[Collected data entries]
***
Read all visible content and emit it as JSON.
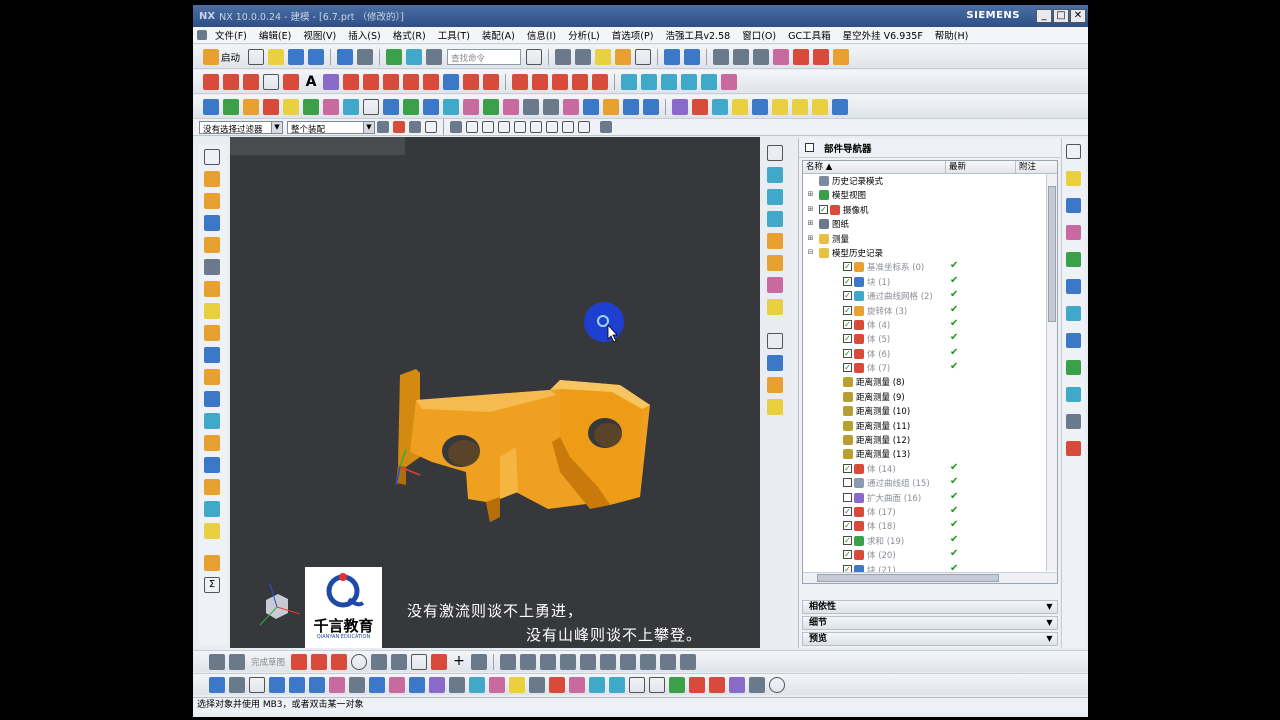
{
  "window": {
    "app": "NX 10.0.0.24 - 建模 - [6.7.prt （修改的）]",
    "brand": "SIEMENS",
    "buttons": [
      "_",
      "□",
      "✕"
    ]
  },
  "menu": [
    "文件(F)",
    "编辑(E)",
    "视图(V)",
    "插入(S)",
    "格式(R)",
    "工具(T)",
    "装配(A)",
    "信息(I)",
    "分析(L)",
    "首选项(P)",
    "浩强工具v2.58",
    "窗口(O)",
    "GC工具箱",
    "星空外挂 V6.935F",
    "帮助(H)"
  ],
  "toolbar": {
    "start_label": "启动",
    "search_placeholder": "查找命令"
  },
  "filter": {
    "selection_filter": "没有选择过滤器",
    "assembly_scope": "整个装配"
  },
  "sketch_bar": {
    "finish_label": "完成草图"
  },
  "navigator": {
    "title": "部件导航器",
    "columns": [
      "名称",
      "最新",
      "附注"
    ],
    "rows": [
      {
        "label": "历史记录模式",
        "indent": 0,
        "expander": "",
        "checkbox": "none",
        "icon": "history-icon",
        "uptodate": false,
        "grey": false
      },
      {
        "label": "模型视图",
        "indent": 0,
        "expander": "+",
        "checkbox": "none",
        "icon": "model-views-icon",
        "uptodate": false,
        "grey": false
      },
      {
        "label": "摄像机",
        "indent": 0,
        "expander": "+",
        "checkbox": "checked",
        "icon": "camera-icon",
        "uptodate": false,
        "grey": false
      },
      {
        "label": "图纸",
        "indent": 0,
        "expander": "+",
        "checkbox": "none",
        "icon": "drawing-icon",
        "uptodate": false,
        "grey": false
      },
      {
        "label": "测量",
        "indent": 0,
        "expander": "+",
        "checkbox": "none",
        "icon": "folder-icon",
        "uptodate": false,
        "grey": false
      },
      {
        "label": "模型历史记录",
        "indent": 0,
        "expander": "-",
        "checkbox": "none",
        "icon": "folder-icon",
        "uptodate": false,
        "grey": false
      },
      {
        "label": "基准坐标系 (0)",
        "indent": 1,
        "expander": "",
        "checkbox": "checked",
        "icon": "datum-csys-icon",
        "uptodate": true,
        "grey": true
      },
      {
        "label": "块 (1)",
        "indent": 1,
        "expander": "",
        "checkbox": "checked",
        "icon": "block-icon",
        "uptodate": true,
        "grey": true
      },
      {
        "label": "通过曲线网格 (2)",
        "indent": 1,
        "expander": "",
        "checkbox": "checked",
        "icon": "mesh-surface-icon",
        "uptodate": true,
        "grey": true
      },
      {
        "label": "旋转体 (3)",
        "indent": 1,
        "expander": "",
        "checkbox": "checked",
        "icon": "revolve-icon",
        "uptodate": true,
        "grey": true
      },
      {
        "label": "体 (4)",
        "indent": 1,
        "expander": "",
        "checkbox": "checked",
        "icon": "body-icon",
        "uptodate": true,
        "grey": true
      },
      {
        "label": "体 (5)",
        "indent": 1,
        "expander": "",
        "checkbox": "checked",
        "icon": "body-icon",
        "uptodate": true,
        "grey": true
      },
      {
        "label": "体 (6)",
        "indent": 1,
        "expander": "",
        "checkbox": "checked",
        "icon": "body-icon",
        "uptodate": true,
        "grey": true
      },
      {
        "label": "体 (7)",
        "indent": 1,
        "expander": "",
        "checkbox": "checked",
        "icon": "body-icon",
        "uptodate": true,
        "grey": true
      },
      {
        "label": "距离测量 (8)",
        "indent": 1,
        "expander": "",
        "checkbox": "none",
        "icon": "measure-icon",
        "uptodate": false,
        "grey": false
      },
      {
        "label": "距离测量 (9)",
        "indent": 1,
        "expander": "",
        "checkbox": "none",
        "icon": "measure-icon",
        "uptodate": false,
        "grey": false
      },
      {
        "label": "距离测量 (10)",
        "indent": 1,
        "expander": "",
        "checkbox": "none",
        "icon": "measure-icon",
        "uptodate": false,
        "grey": false
      },
      {
        "label": "距离测量 (11)",
        "indent": 1,
        "expander": "",
        "checkbox": "none",
        "icon": "measure-icon",
        "uptodate": false,
        "grey": false
      },
      {
        "label": "距离测量 (12)",
        "indent": 1,
        "expander": "",
        "checkbox": "none",
        "icon": "measure-icon",
        "uptodate": false,
        "grey": false
      },
      {
        "label": "距离测量 (13)",
        "indent": 1,
        "expander": "",
        "checkbox": "none",
        "icon": "measure-icon",
        "uptodate": false,
        "grey": false
      },
      {
        "label": "体 (14)",
        "indent": 1,
        "expander": "",
        "checkbox": "checked",
        "icon": "body-icon",
        "uptodate": true,
        "grey": true
      },
      {
        "label": "通过曲线组 (15)",
        "indent": 1,
        "expander": "",
        "checkbox": "unchecked",
        "icon": "curve-group-icon",
        "uptodate": true,
        "grey": true
      },
      {
        "label": "扩大曲面 (16)",
        "indent": 1,
        "expander": "",
        "checkbox": "unchecked",
        "icon": "enlarge-surface-icon",
        "uptodate": true,
        "grey": true
      },
      {
        "label": "体 (17)",
        "indent": 1,
        "expander": "",
        "checkbox": "checked",
        "icon": "body-icon",
        "uptodate": true,
        "grey": true
      },
      {
        "label": "体 (18)",
        "indent": 1,
        "expander": "",
        "checkbox": "checked",
        "icon": "body-icon",
        "uptodate": true,
        "grey": true
      },
      {
        "label": "求和 (19)",
        "indent": 1,
        "expander": "",
        "checkbox": "checked",
        "icon": "unite-icon",
        "uptodate": true,
        "grey": true
      },
      {
        "label": "体 (20)",
        "indent": 1,
        "expander": "",
        "checkbox": "checked",
        "icon": "body-icon",
        "uptodate": true,
        "grey": true
      },
      {
        "label": "块 (21)",
        "indent": 1,
        "expander": "",
        "checkbox": "checked",
        "icon": "block-icon",
        "uptodate": true,
        "grey": true
      }
    ],
    "sections": [
      "相依性",
      "细节",
      "预览"
    ]
  },
  "overlay": {
    "logo_main": "千言教育",
    "logo_sub": "QIANYAN EDUCATION",
    "subtitle_line1": "没有激流则谈不上勇进，",
    "subtitle_line2": "没有山峰则谈不上攀登。"
  },
  "status": "选择对象并使用 MB3，或者双击某一对象",
  "colors": {
    "viewport_bg": "#37383c",
    "part_orange": "#f0a020",
    "cursor_blue": "#1f3fd0"
  }
}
***
● Goal
Some lines of the data may hold the word "surface". Say how many do, with nothing else.

● Correct result
2